Given task = Skip every image and restate the data word for word.

Task inputs =
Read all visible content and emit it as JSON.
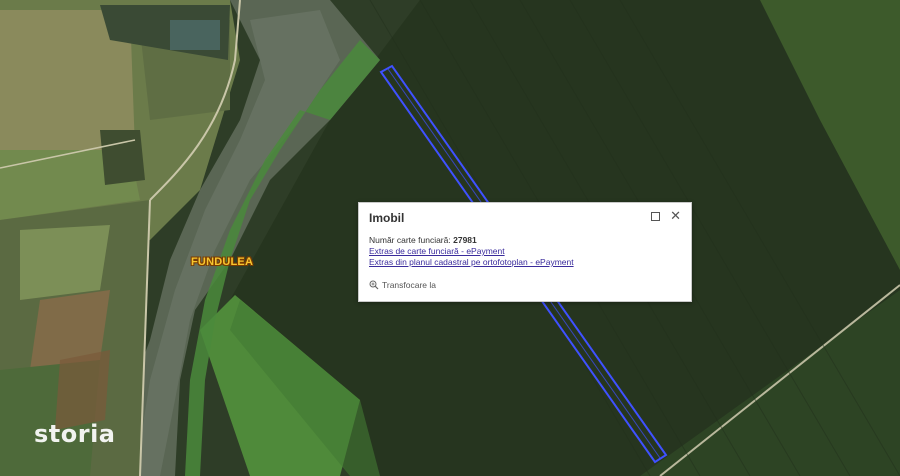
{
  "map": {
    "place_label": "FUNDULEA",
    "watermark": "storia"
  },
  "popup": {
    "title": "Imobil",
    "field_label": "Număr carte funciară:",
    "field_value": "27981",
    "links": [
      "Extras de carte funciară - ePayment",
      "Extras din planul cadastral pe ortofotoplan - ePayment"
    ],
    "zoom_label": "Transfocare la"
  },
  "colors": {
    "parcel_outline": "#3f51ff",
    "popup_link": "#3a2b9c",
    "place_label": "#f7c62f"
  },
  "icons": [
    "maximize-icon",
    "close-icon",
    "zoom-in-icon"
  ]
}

The reply =
Read all visible content and emit it as JSON.
{
  "map": {
    "place_label": "FUNDULEA",
    "watermark": "storia"
  },
  "popup": {
    "title": "Imobil",
    "field_label": "Număr carte funciară:",
    "field_value": "27981",
    "links": [
      "Extras de carte funciară - ePayment",
      "Extras din planul cadastral pe ortofotoplan - ePayment"
    ],
    "zoom_label": "Transfocare la"
  },
  "colors": {
    "parcel_outline": "#3f51ff",
    "popup_link": "#3a2b9c",
    "place_label": "#f7c62f"
  },
  "icons": [
    "maximize-icon",
    "close-icon",
    "zoom-in-icon"
  ]
}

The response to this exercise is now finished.